___ Entries provided

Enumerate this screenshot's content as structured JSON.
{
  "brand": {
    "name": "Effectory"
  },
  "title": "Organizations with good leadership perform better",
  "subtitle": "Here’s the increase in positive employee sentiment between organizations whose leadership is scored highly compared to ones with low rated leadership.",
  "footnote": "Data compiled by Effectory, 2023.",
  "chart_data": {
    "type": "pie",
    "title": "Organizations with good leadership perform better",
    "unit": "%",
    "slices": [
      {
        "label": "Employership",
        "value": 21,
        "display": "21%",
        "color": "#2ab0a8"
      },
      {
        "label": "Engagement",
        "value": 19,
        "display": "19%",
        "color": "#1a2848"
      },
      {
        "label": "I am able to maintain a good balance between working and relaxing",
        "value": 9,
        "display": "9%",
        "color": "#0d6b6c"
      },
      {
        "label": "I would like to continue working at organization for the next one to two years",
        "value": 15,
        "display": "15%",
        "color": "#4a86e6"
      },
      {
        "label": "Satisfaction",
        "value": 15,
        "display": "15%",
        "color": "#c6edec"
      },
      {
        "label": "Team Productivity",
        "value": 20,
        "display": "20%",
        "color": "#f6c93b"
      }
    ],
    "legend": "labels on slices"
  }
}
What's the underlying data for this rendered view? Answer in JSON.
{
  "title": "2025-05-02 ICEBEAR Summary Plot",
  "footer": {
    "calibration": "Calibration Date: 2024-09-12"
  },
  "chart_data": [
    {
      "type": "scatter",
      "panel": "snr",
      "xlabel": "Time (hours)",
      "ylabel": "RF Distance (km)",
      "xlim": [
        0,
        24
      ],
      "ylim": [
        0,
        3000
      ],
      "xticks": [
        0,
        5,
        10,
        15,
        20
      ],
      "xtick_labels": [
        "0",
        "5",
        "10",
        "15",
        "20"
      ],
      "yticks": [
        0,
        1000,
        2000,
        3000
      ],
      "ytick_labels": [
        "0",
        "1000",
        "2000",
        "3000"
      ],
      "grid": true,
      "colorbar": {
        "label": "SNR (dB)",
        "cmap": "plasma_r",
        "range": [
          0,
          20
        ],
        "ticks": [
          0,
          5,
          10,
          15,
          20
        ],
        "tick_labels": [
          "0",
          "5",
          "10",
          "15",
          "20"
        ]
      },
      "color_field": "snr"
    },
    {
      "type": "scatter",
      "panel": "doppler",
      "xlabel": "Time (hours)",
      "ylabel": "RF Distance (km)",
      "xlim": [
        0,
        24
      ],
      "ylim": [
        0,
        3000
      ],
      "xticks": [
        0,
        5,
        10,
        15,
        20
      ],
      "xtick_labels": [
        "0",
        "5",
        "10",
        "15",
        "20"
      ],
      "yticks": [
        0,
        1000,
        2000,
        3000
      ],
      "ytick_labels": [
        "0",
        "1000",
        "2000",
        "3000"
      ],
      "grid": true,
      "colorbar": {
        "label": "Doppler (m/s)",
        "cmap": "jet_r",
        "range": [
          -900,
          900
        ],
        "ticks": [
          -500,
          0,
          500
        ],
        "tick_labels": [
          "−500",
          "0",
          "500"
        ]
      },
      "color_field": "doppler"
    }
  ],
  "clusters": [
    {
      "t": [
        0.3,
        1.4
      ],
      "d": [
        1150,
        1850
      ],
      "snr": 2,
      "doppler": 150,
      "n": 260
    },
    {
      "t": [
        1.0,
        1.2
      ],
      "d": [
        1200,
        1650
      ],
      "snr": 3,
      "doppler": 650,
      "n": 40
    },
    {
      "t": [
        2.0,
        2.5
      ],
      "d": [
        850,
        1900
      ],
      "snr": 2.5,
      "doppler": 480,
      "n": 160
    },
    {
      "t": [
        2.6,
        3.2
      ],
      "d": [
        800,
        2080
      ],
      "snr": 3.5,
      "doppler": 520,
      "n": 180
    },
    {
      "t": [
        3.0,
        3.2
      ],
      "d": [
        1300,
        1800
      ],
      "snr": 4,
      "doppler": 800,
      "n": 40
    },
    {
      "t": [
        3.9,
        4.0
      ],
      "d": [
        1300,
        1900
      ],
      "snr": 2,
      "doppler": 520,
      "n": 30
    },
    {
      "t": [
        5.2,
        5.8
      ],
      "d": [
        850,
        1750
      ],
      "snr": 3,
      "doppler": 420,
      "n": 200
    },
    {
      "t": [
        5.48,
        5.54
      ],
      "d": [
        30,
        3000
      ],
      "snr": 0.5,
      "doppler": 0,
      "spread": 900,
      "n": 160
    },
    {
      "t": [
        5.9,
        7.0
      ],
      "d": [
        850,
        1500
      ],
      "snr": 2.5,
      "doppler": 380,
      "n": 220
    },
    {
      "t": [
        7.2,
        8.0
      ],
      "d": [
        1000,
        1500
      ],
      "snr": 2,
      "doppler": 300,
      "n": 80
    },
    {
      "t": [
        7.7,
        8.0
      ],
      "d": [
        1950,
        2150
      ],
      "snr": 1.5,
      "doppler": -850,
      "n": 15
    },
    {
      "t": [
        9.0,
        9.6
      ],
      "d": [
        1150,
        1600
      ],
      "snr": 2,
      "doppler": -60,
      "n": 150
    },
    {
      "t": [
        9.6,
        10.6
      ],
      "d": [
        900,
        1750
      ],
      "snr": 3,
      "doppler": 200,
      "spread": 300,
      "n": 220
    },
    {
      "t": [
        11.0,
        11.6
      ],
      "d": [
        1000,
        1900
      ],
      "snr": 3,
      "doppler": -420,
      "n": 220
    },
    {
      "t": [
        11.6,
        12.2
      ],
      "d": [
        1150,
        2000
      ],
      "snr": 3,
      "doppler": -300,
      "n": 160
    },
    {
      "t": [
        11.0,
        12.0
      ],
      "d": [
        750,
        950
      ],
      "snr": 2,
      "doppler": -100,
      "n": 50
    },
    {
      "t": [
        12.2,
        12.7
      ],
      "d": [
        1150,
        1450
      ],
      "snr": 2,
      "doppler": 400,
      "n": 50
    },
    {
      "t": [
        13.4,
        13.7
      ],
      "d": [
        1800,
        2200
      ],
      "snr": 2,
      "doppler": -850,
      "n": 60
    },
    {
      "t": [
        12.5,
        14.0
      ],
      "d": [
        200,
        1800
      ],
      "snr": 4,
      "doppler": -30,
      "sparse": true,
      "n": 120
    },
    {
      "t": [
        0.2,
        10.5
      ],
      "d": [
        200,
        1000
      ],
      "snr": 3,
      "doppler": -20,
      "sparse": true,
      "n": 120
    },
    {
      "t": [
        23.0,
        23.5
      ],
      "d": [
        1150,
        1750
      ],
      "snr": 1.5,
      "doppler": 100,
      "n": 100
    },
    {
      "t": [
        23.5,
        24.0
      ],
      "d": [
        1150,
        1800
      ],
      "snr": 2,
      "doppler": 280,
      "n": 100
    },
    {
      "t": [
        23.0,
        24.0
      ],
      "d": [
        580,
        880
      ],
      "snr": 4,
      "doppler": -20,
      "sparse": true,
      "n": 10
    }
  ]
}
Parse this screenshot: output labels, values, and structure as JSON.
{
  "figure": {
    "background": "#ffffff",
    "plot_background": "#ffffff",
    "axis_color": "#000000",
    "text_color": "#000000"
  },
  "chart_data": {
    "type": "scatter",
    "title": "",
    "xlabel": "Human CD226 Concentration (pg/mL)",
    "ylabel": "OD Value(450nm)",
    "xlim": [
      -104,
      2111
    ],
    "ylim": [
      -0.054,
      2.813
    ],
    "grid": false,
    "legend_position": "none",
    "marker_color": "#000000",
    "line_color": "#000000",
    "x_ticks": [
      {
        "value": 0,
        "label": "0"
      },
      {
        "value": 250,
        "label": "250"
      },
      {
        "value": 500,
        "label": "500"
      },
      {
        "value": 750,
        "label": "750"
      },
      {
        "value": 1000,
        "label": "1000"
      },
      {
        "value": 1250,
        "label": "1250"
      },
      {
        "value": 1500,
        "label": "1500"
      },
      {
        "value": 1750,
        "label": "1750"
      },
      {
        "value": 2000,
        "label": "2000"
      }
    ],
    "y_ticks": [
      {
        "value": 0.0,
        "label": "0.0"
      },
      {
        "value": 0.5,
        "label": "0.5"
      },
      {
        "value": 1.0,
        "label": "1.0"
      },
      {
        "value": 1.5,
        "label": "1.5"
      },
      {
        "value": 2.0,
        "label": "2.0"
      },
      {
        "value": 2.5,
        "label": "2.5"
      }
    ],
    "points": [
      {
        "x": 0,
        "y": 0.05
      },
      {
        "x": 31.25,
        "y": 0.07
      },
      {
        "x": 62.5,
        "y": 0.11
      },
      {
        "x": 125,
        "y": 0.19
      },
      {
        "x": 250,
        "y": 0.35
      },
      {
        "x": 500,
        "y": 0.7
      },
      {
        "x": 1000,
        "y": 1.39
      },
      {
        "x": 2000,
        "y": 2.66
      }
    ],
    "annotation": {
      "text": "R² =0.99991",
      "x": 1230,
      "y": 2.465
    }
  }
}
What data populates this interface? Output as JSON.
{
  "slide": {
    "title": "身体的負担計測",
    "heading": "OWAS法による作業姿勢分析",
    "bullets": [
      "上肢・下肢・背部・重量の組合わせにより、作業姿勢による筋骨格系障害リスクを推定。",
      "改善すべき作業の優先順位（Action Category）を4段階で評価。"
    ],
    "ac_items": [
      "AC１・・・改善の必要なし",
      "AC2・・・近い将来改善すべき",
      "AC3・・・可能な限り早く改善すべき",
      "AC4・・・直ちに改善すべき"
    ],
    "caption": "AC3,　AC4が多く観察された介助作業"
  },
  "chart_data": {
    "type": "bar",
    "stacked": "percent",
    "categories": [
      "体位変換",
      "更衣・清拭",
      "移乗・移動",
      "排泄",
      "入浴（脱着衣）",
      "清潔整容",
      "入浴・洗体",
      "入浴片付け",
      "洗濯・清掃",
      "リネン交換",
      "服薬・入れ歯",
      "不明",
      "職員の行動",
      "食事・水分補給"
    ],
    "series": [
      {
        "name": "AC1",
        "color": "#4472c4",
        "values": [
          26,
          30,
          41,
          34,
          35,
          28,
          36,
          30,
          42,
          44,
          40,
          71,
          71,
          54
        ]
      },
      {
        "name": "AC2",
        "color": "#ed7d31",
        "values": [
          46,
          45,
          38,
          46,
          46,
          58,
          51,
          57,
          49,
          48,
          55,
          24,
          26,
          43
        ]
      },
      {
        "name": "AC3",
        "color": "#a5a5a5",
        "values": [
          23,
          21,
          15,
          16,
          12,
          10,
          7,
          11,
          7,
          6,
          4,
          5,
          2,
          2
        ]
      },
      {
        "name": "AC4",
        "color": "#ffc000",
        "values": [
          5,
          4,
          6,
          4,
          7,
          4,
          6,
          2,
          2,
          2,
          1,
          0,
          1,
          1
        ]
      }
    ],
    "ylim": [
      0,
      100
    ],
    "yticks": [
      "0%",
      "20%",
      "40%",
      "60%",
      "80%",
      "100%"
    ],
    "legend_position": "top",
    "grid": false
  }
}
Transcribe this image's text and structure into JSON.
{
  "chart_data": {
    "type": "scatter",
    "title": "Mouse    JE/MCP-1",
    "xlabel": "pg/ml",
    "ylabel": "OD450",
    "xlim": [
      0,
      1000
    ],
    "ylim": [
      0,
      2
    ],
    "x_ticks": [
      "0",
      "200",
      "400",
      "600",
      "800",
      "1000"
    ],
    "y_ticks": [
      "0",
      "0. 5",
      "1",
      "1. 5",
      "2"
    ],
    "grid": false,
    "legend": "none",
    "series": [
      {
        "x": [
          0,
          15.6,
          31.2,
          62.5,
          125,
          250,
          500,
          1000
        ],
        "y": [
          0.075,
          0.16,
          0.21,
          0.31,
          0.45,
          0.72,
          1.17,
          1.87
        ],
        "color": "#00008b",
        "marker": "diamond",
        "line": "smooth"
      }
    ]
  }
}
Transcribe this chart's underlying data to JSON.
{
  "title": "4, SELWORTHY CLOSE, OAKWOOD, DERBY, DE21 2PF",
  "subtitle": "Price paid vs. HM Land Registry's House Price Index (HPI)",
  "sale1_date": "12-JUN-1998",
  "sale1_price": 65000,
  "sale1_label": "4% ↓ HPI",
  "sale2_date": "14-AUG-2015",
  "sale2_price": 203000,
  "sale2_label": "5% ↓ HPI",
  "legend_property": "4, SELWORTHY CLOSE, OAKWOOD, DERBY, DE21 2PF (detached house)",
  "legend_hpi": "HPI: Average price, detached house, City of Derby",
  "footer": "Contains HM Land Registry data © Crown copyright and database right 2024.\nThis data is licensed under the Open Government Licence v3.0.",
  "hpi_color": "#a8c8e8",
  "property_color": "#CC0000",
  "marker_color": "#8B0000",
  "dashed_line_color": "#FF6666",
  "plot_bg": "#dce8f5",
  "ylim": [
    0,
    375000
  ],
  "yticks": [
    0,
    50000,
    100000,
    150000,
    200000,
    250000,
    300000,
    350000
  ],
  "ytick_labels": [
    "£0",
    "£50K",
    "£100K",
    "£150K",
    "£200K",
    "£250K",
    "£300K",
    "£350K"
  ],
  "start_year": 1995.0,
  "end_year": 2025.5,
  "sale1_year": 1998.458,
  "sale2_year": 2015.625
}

______

Copy every line of the material in which the word "JSON" occurs.

== Solution to the problem ==
Enumerate this screenshot's content as structured JSON.
What's the underlying data for this rendered view? Answer in JSON.
Parse this screenshot: output labels, values, and structure as JSON.
What data populates this interface? Output as JSON.
Transcribe this image's text and structure into JSON.
Transcribe this chart's underlying data to JSON.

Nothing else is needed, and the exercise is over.